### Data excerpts
↓↓↓

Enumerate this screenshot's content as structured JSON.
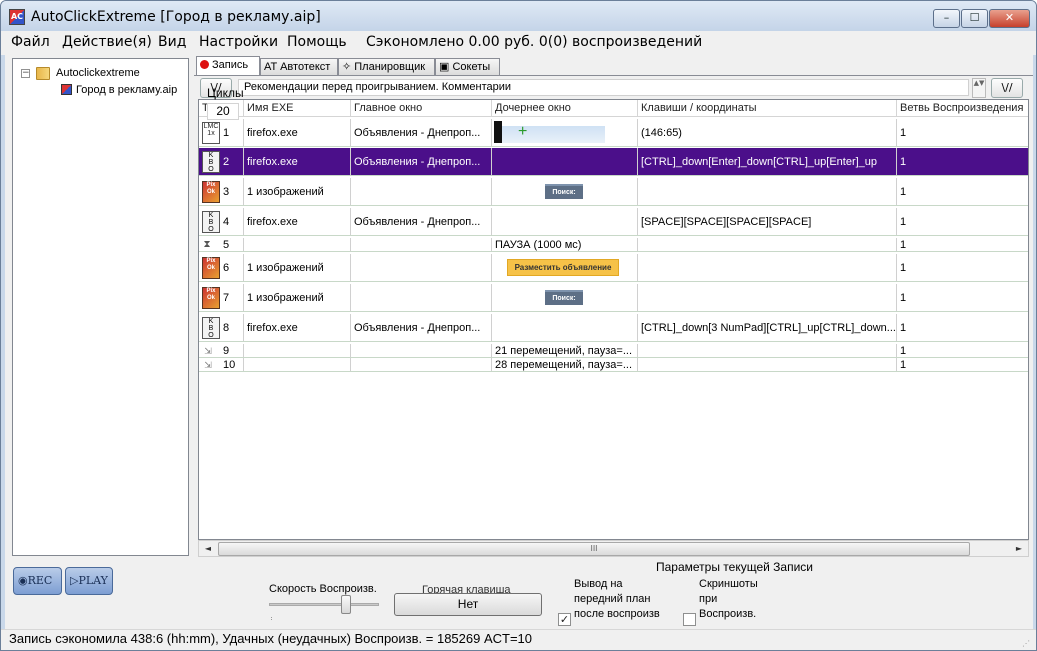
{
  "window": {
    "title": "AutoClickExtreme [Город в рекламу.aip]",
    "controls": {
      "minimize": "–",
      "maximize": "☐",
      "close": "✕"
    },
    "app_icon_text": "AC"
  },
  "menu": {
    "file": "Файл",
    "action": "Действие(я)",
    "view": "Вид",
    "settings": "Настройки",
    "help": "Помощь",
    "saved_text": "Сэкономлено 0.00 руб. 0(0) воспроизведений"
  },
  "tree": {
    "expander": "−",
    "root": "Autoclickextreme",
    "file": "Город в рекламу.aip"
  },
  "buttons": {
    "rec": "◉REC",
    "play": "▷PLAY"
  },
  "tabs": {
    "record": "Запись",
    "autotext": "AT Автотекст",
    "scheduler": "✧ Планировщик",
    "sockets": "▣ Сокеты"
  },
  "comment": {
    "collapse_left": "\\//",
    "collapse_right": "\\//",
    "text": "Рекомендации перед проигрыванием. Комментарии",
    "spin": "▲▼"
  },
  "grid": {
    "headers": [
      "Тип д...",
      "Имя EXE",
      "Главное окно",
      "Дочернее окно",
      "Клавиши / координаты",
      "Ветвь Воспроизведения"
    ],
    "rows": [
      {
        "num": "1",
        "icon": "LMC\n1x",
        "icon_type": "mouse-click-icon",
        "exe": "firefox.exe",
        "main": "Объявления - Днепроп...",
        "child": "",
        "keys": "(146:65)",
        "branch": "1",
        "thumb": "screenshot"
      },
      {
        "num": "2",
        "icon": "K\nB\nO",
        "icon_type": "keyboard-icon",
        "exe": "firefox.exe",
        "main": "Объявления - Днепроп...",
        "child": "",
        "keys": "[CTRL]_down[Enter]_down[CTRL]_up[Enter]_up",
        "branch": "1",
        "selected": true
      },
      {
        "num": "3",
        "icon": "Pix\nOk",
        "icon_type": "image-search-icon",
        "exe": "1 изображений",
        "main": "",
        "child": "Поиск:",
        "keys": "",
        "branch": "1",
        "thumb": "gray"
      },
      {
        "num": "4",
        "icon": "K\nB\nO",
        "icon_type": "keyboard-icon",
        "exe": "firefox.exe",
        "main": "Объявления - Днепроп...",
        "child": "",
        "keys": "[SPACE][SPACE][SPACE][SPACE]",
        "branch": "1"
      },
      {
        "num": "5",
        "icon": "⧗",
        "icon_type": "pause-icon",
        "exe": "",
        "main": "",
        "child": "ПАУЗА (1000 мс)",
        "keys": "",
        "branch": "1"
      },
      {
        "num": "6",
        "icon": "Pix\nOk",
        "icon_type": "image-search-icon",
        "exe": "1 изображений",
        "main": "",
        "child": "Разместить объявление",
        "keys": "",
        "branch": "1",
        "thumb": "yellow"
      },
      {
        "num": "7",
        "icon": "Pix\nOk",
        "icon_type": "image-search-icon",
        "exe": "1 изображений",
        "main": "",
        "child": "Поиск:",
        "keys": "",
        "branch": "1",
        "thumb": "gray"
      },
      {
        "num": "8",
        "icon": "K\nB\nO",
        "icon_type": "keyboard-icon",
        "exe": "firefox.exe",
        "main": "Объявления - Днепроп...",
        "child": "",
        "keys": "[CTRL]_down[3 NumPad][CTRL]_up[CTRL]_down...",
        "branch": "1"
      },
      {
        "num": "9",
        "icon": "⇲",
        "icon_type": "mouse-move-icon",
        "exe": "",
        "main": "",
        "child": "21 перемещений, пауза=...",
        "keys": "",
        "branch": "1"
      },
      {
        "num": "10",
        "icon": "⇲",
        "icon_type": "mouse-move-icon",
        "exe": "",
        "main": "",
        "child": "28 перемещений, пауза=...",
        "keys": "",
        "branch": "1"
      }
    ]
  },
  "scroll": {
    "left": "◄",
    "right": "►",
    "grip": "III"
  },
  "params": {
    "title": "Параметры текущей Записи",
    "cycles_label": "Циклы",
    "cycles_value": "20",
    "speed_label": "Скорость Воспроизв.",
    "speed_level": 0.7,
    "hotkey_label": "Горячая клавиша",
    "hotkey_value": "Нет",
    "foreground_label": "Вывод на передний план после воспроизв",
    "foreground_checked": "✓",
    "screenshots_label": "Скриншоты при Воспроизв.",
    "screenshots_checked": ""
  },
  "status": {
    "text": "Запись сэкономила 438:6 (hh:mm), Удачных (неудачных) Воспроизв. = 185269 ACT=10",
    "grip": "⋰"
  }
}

↑↑↑
↓↓↓

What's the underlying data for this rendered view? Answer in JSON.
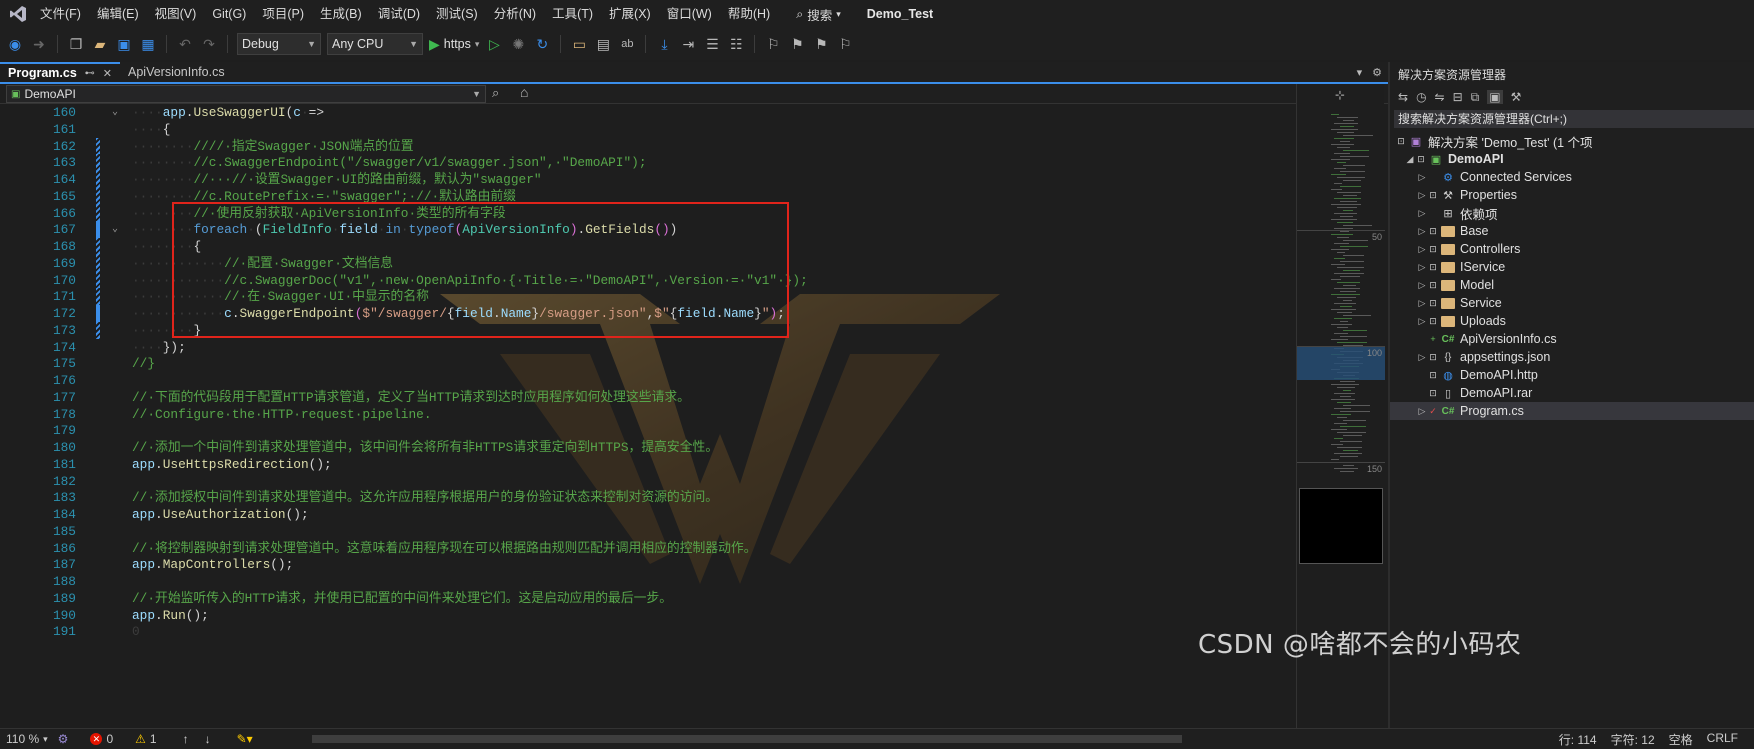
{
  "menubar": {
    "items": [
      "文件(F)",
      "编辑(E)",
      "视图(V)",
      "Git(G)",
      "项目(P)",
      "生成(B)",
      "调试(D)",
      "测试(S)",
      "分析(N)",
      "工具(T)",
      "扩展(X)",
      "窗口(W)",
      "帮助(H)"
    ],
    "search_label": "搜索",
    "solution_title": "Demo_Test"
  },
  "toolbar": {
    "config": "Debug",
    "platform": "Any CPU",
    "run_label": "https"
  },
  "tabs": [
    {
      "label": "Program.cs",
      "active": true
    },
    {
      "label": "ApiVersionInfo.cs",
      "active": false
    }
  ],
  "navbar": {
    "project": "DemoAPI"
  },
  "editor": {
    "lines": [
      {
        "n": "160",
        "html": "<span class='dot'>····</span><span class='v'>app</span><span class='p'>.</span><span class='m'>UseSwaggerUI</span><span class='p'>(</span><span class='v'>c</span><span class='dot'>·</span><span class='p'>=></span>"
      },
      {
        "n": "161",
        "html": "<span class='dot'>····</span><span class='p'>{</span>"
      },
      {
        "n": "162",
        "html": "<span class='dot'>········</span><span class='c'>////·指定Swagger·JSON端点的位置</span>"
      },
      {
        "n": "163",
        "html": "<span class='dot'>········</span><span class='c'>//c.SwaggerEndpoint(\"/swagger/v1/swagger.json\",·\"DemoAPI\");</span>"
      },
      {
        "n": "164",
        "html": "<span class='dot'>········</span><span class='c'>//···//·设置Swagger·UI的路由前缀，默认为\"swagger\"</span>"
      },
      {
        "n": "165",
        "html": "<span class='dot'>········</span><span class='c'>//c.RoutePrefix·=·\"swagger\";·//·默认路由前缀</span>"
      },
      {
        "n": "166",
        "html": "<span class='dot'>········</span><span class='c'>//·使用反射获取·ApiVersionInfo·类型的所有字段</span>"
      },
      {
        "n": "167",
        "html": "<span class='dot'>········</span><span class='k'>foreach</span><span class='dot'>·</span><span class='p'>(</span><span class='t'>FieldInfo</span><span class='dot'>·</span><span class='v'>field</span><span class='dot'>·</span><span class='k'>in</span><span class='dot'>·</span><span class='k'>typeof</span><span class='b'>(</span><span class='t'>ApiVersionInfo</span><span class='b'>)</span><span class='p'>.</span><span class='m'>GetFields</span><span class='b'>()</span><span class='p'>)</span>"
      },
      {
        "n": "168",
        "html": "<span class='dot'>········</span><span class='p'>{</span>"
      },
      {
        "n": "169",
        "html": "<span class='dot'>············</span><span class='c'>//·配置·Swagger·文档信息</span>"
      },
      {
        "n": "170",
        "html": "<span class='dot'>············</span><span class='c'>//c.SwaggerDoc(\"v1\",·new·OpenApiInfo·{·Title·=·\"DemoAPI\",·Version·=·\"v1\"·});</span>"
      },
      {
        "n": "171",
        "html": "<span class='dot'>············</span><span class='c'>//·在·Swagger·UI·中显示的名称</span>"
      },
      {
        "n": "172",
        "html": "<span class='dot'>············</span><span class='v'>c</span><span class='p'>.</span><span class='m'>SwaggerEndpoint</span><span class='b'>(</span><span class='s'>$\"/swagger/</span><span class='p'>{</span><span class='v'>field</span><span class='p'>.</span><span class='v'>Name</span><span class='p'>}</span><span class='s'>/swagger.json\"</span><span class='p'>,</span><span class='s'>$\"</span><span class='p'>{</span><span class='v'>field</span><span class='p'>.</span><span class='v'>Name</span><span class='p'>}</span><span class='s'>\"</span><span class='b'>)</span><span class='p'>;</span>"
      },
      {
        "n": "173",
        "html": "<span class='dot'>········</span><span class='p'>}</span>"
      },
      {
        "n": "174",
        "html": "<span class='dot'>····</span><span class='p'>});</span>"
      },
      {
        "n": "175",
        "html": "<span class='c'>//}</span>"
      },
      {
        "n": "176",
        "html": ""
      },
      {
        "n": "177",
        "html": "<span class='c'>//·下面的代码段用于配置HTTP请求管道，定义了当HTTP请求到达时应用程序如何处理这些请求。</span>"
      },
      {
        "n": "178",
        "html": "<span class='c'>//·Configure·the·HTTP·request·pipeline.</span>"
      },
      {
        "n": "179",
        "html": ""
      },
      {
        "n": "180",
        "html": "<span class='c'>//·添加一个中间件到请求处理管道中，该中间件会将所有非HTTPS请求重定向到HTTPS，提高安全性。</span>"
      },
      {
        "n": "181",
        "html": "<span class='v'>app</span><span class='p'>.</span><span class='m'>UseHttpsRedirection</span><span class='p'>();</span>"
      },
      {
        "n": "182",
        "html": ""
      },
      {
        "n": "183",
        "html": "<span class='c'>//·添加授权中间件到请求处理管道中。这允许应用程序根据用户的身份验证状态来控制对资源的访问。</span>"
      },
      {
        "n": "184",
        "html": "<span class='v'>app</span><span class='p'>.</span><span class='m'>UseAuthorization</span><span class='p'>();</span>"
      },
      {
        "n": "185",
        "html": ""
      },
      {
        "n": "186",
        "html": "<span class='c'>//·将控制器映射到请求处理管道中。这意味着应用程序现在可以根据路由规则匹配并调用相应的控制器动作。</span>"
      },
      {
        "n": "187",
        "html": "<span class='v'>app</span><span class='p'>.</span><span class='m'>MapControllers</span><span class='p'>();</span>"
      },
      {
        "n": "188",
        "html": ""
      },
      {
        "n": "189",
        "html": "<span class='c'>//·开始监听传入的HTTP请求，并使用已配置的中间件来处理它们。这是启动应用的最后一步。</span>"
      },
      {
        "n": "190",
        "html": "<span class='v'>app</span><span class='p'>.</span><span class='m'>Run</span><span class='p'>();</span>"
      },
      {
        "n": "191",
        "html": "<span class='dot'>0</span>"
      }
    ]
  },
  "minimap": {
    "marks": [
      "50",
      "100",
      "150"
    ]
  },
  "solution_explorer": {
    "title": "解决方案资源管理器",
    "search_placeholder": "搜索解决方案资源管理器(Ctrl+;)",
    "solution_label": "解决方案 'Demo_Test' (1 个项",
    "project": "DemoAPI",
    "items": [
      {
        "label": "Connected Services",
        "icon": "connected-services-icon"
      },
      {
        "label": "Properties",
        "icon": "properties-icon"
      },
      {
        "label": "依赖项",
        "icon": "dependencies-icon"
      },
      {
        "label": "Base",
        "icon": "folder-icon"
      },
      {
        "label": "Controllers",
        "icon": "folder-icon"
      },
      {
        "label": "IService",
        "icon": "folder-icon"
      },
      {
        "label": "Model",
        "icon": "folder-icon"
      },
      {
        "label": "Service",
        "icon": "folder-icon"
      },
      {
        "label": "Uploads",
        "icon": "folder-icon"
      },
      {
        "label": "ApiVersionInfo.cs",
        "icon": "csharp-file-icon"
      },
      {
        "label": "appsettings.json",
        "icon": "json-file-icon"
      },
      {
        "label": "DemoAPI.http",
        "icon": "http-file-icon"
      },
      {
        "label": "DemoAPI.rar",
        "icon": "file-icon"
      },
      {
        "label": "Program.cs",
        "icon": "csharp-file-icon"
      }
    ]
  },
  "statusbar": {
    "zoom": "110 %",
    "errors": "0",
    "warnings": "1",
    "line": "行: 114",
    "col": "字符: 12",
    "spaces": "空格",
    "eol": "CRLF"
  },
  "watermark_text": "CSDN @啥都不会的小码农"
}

↑↑↑
↓↓↓

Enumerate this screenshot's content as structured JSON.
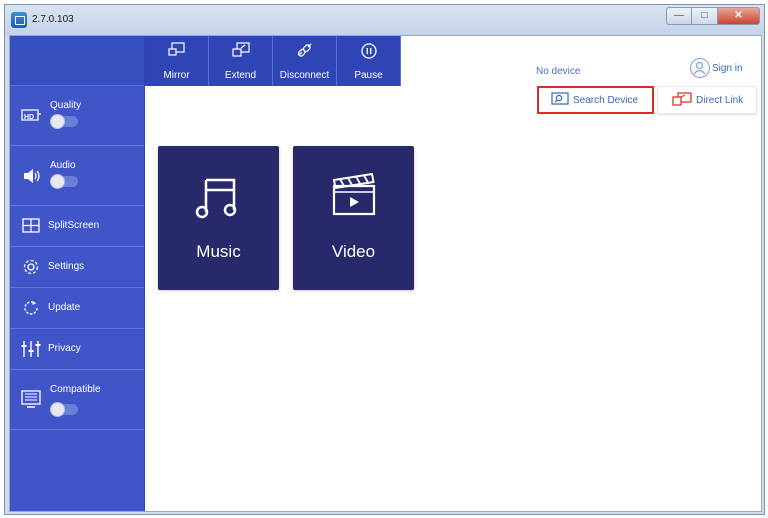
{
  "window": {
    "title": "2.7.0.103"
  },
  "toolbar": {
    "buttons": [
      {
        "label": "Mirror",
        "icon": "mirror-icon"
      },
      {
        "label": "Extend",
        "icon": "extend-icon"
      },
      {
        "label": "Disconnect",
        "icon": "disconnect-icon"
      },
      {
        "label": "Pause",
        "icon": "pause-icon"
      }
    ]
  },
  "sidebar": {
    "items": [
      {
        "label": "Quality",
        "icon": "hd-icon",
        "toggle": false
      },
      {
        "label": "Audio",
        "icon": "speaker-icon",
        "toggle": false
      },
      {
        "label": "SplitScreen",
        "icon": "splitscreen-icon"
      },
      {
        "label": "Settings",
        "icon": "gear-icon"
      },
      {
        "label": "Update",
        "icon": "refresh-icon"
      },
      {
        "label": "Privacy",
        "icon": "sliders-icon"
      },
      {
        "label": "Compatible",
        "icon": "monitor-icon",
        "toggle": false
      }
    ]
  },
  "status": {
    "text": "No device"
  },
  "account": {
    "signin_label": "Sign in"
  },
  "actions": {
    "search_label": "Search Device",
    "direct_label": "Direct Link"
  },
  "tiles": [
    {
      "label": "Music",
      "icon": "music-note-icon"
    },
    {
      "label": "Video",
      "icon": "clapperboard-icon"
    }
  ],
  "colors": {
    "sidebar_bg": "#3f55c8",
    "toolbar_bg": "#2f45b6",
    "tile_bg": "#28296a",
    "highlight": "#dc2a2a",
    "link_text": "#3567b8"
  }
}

↑↑↑

### Your instructions
Copy all lines from the material that contain "view".

### Completed exercise
    "view": "Вид",
What's the underlying data for this rendered view? Answer in JSON.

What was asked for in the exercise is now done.